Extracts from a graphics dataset
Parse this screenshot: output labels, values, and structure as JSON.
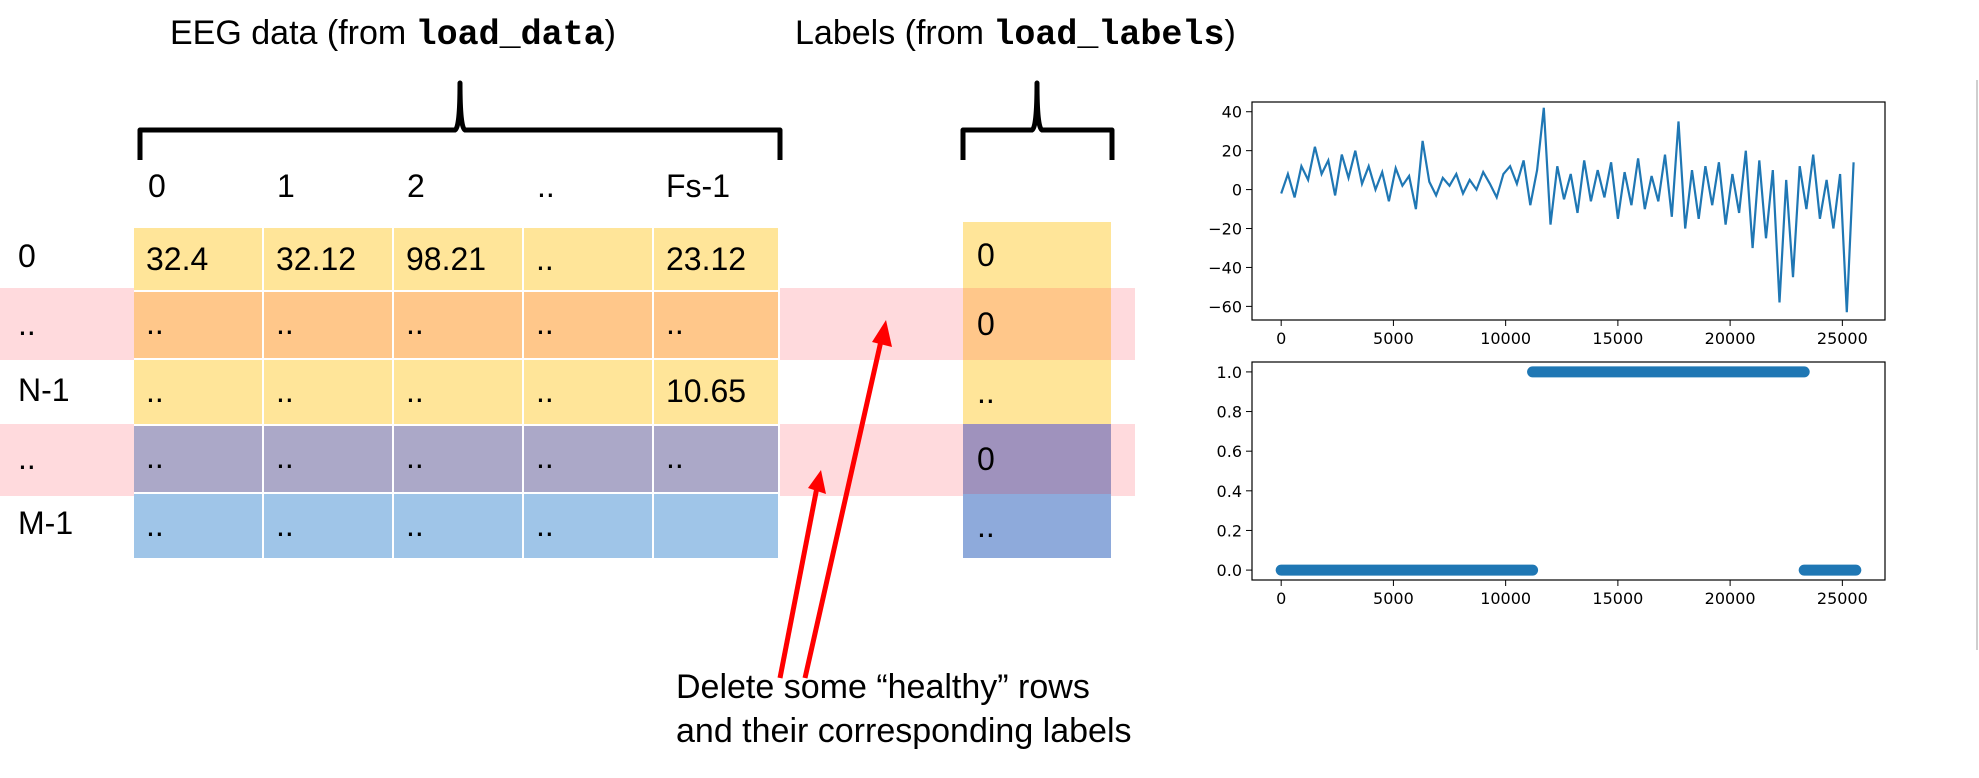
{
  "titles": {
    "eeg_prefix": "EEG data (from ",
    "eeg_func": "load_data",
    "eeg_suffix": ")",
    "labels_prefix": "Labels (from ",
    "labels_func": "load_labels",
    "labels_suffix": ")"
  },
  "columns": [
    "0",
    "1",
    "2",
    "..",
    "Fs-1"
  ],
  "rows": [
    {
      "label": "0",
      "cells": [
        "32.4",
        "32.12",
        "98.21",
        "..",
        "23.12"
      ],
      "target": "0",
      "color": "#ffe599",
      "target_color": "#ffe599"
    },
    {
      "label": "..",
      "cells": [
        "..",
        "..",
        "..",
        "..",
        ".."
      ],
      "target": "0",
      "color": "#ffc78a",
      "target_color": "#ffc78a"
    },
    {
      "label": "N-1",
      "cells": [
        "..",
        "..",
        "..",
        "..",
        "10.65"
      ],
      "target": "..",
      "color": "#ffe599",
      "target_color": "#ffe599"
    },
    {
      "label": "..",
      "cells": [
        "..",
        "..",
        "..",
        "..",
        ".."
      ],
      "target": "0",
      "color": "#aba8c8",
      "target_color": "#9f92bd"
    },
    {
      "label": "M-1",
      "cells": [
        "..",
        "..",
        "..",
        "..",
        ""
      ],
      "target": "..",
      "color": "#9fc5e8",
      "target_color": "#8eaadb"
    }
  ],
  "highlight_rows": [
    1,
    3
  ],
  "colors": {
    "highlight_band": "#ffdadd",
    "arrow": "#ff0000",
    "series": "#1f77b4"
  },
  "annotation": {
    "line1": "Delete some “healthy” rows",
    "line2": "and their corresponding labels"
  },
  "chart_data": [
    {
      "type": "line",
      "title": "",
      "xlabel": "",
      "ylabel": "",
      "xlim": [
        -1300,
        26900
      ],
      "ylim": [
        -67,
        45
      ],
      "xticks": [
        0,
        5000,
        10000,
        15000,
        20000,
        25000
      ],
      "yticks": [
        40,
        20,
        0,
        -20,
        -40,
        -60
      ],
      "series": [
        {
          "x": [
            0,
            300,
            600,
            900,
            1200,
            1500,
            1800,
            2100,
            2400,
            2700,
            3000,
            3300,
            3600,
            3900,
            4200,
            4500,
            4800,
            5100,
            5400,
            5700,
            6000,
            6300,
            6600,
            6900,
            7200,
            7500,
            7800,
            8100,
            8400,
            8700,
            9000,
            9300,
            9600,
            9900,
            10200,
            10500,
            10800,
            11100,
            11400,
            11700,
            12000,
            12300,
            12600,
            12900,
            13200,
            13500,
            13800,
            14100,
            14400,
            14700,
            15000,
            15300,
            15600,
            15900,
            16200,
            16500,
            16800,
            17100,
            17400,
            17700,
            18000,
            18300,
            18600,
            18900,
            19200,
            19500,
            19800,
            20100,
            20400,
            20700,
            21000,
            21300,
            21600,
            21900,
            22200,
            22500,
            22800,
            23100,
            23400,
            23700,
            24000,
            24300,
            24600,
            24900,
            25200,
            25500
          ],
          "y": [
            -2,
            8,
            -4,
            12,
            5,
            22,
            8,
            15,
            -3,
            18,
            6,
            20,
            3,
            12,
            0,
            9,
            -6,
            11,
            2,
            7,
            -10,
            25,
            4,
            -3,
            6,
            2,
            8,
            -2,
            5,
            0,
            9,
            3,
            -4,
            8,
            12,
            3,
            15,
            -8,
            10,
            42,
            -18,
            12,
            -5,
            8,
            -12,
            15,
            -6,
            10,
            -4,
            14,
            -15,
            9,
            -8,
            16,
            -10,
            7,
            -6,
            18,
            -14,
            35,
            -20,
            10,
            -15,
            12,
            -8,
            14,
            -18,
            8,
            -12,
            20,
            -30,
            15,
            -25,
            10,
            -58,
            5,
            -45,
            12,
            -10,
            18,
            -15,
            5,
            -20,
            8,
            -63,
            14
          ]
        }
      ]
    },
    {
      "type": "scatter",
      "title": "",
      "xlabel": "",
      "ylabel": "",
      "xlim": [
        -1300,
        26900
      ],
      "ylim": [
        -0.05,
        1.05
      ],
      "xticks": [
        0,
        5000,
        10000,
        15000,
        20000,
        25000
      ],
      "yticks": [
        1.0,
        0.8,
        0.6,
        0.4,
        0.2,
        0.0
      ],
      "series": [
        {
          "segments": [
            {
              "x_start": 0,
              "x_end": 11200,
              "y": 0
            },
            {
              "x_start": 11200,
              "x_end": 23300,
              "y": 1
            },
            {
              "x_start": 23300,
              "x_end": 25600,
              "y": 0
            }
          ]
        }
      ]
    }
  ]
}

- [WHAT YOU SHOULD DO]: Pictures in the data above should not be copied; transcribe everything else exactly.

- [THE RESULT]:
Parse this screenshot: output labels, values, and structure as JSON.
{
  "titles": {
    "eeg_prefix": "EEG data (from ",
    "eeg_func": "load_data",
    "eeg_suffix": ")",
    "labels_prefix": "Labels (from ",
    "labels_func": "load_labels",
    "labels_suffix": ")"
  },
  "columns": [
    "0",
    "1",
    "2",
    "..",
    "Fs-1"
  ],
  "rows": [
    {
      "label": "0",
      "cells": [
        "32.4",
        "32.12",
        "98.21",
        "..",
        "23.12"
      ],
      "target": "0",
      "color": "#ffe599",
      "target_color": "#ffe599"
    },
    {
      "label": "..",
      "cells": [
        "..",
        "..",
        "..",
        "..",
        ".."
      ],
      "target": "0",
      "color": "#ffc78a",
      "target_color": "#ffc78a"
    },
    {
      "label": "N-1",
      "cells": [
        "..",
        "..",
        "..",
        "..",
        "10.65"
      ],
      "target": "..",
      "color": "#ffe599",
      "target_color": "#ffe599"
    },
    {
      "label": "..",
      "cells": [
        "..",
        "..",
        "..",
        "..",
        ".."
      ],
      "target": "0",
      "color": "#aba8c8",
      "target_color": "#9f92bd"
    },
    {
      "label": "M-1",
      "cells": [
        "..",
        "..",
        "..",
        "..",
        ""
      ],
      "target": "..",
      "color": "#9fc5e8",
      "target_color": "#8eaadb"
    }
  ],
  "highlight_rows": [
    1,
    3
  ],
  "colors": {
    "highlight_band": "#ffdadd",
    "arrow": "#ff0000",
    "series": "#1f77b4"
  },
  "annotation": {
    "line1": "Delete some “healthy” rows",
    "line2": "and their corresponding labels"
  },
  "chart_data": [
    {
      "type": "line",
      "title": "",
      "xlabel": "",
      "ylabel": "",
      "xlim": [
        -1300,
        26900
      ],
      "ylim": [
        -67,
        45
      ],
      "xticks": [
        0,
        5000,
        10000,
        15000,
        20000,
        25000
      ],
      "yticks": [
        40,
        20,
        0,
        -20,
        -40,
        -60
      ],
      "series": [
        {
          "x": [
            0,
            300,
            600,
            900,
            1200,
            1500,
            1800,
            2100,
            2400,
            2700,
            3000,
            3300,
            3600,
            3900,
            4200,
            4500,
            4800,
            5100,
            5400,
            5700,
            6000,
            6300,
            6600,
            6900,
            7200,
            7500,
            7800,
            8100,
            8400,
            8700,
            9000,
            9300,
            9600,
            9900,
            10200,
            10500,
            10800,
            11100,
            11400,
            11700,
            12000,
            12300,
            12600,
            12900,
            13200,
            13500,
            13800,
            14100,
            14400,
            14700,
            15000,
            15300,
            15600,
            15900,
            16200,
            16500,
            16800,
            17100,
            17400,
            17700,
            18000,
            18300,
            18600,
            18900,
            19200,
            19500,
            19800,
            20100,
            20400,
            20700,
            21000,
            21300,
            21600,
            21900,
            22200,
            22500,
            22800,
            23100,
            23400,
            23700,
            24000,
            24300,
            24600,
            24900,
            25200,
            25500
          ],
          "y": [
            -2,
            8,
            -4,
            12,
            5,
            22,
            8,
            15,
            -3,
            18,
            6,
            20,
            3,
            12,
            0,
            9,
            -6,
            11,
            2,
            7,
            -10,
            25,
            4,
            -3,
            6,
            2,
            8,
            -2,
            5,
            0,
            9,
            3,
            -4,
            8,
            12,
            3,
            15,
            -8,
            10,
            42,
            -18,
            12,
            -5,
            8,
            -12,
            15,
            -6,
            10,
            -4,
            14,
            -15,
            9,
            -8,
            16,
            -10,
            7,
            -6,
            18,
            -14,
            35,
            -20,
            10,
            -15,
            12,
            -8,
            14,
            -18,
            8,
            -12,
            20,
            -30,
            15,
            -25,
            10,
            -58,
            5,
            -45,
            12,
            -10,
            18,
            -15,
            5,
            -20,
            8,
            -63,
            14
          ]
        }
      ]
    },
    {
      "type": "scatter",
      "title": "",
      "xlabel": "",
      "ylabel": "",
      "xlim": [
        -1300,
        26900
      ],
      "ylim": [
        -0.05,
        1.05
      ],
      "xticks": [
        0,
        5000,
        10000,
        15000,
        20000,
        25000
      ],
      "yticks": [
        1.0,
        0.8,
        0.6,
        0.4,
        0.2,
        0.0
      ],
      "series": [
        {
          "segments": [
            {
              "x_start": 0,
              "x_end": 11200,
              "y": 0
            },
            {
              "x_start": 11200,
              "x_end": 23300,
              "y": 1
            },
            {
              "x_start": 23300,
              "x_end": 25600,
              "y": 0
            }
          ]
        }
      ]
    }
  ]
}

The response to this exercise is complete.